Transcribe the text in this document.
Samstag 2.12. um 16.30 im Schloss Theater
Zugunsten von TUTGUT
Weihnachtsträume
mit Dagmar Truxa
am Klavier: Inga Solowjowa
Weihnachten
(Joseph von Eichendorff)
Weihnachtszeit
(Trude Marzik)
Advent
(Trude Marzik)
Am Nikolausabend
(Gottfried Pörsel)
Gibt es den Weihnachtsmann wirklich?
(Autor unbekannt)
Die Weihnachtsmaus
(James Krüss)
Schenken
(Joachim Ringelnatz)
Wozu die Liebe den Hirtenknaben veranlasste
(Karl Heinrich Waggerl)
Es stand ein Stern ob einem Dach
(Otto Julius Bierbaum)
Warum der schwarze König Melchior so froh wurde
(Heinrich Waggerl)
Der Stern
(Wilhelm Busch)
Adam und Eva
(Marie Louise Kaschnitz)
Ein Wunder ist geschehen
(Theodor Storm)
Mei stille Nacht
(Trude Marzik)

+ + + + + + +

| To be done |
Take the entries and copy them out exactly.

| Output of the task |
Transcribe the text in this document.
Samstag 2.12. um 16.30 im Schloss Theater
Zugunsten von TUTGUT
Weihnachtsträume
mit Dagmar Truxa
am Klavier: Inga Solowjowa
Weihnachten
(Joseph von Eichendorff)
Weihnachtszeit
(Trude Marzik)
Advent
(Trude Marzik)
Am Nikolausabend
(Gottfried Pörsel)
Gibt es den Weihnachtsmann wirklich?
(Autor unbekannt)
Die Weihnachtsmaus
(James Krüss)
Schenken
(Joachim Ringelnatz)
Wozu die Liebe den Hirtenknaben veranlasste
(Karl Heinrich Waggerl)
Es stand ein Stern ob einem Dach
(Otto Julius Bierbaum)
Warum der schwarze König Melchior so froh wurde
(Heinrich Waggerl)
Der Stern
(Wilhelm Busch)
Adam und Eva
(Marie Louise Kaschnitz)
Ein Wunder ist geschehen
(Theodor Storm)
Mei stille Nacht
(Trude Marzik)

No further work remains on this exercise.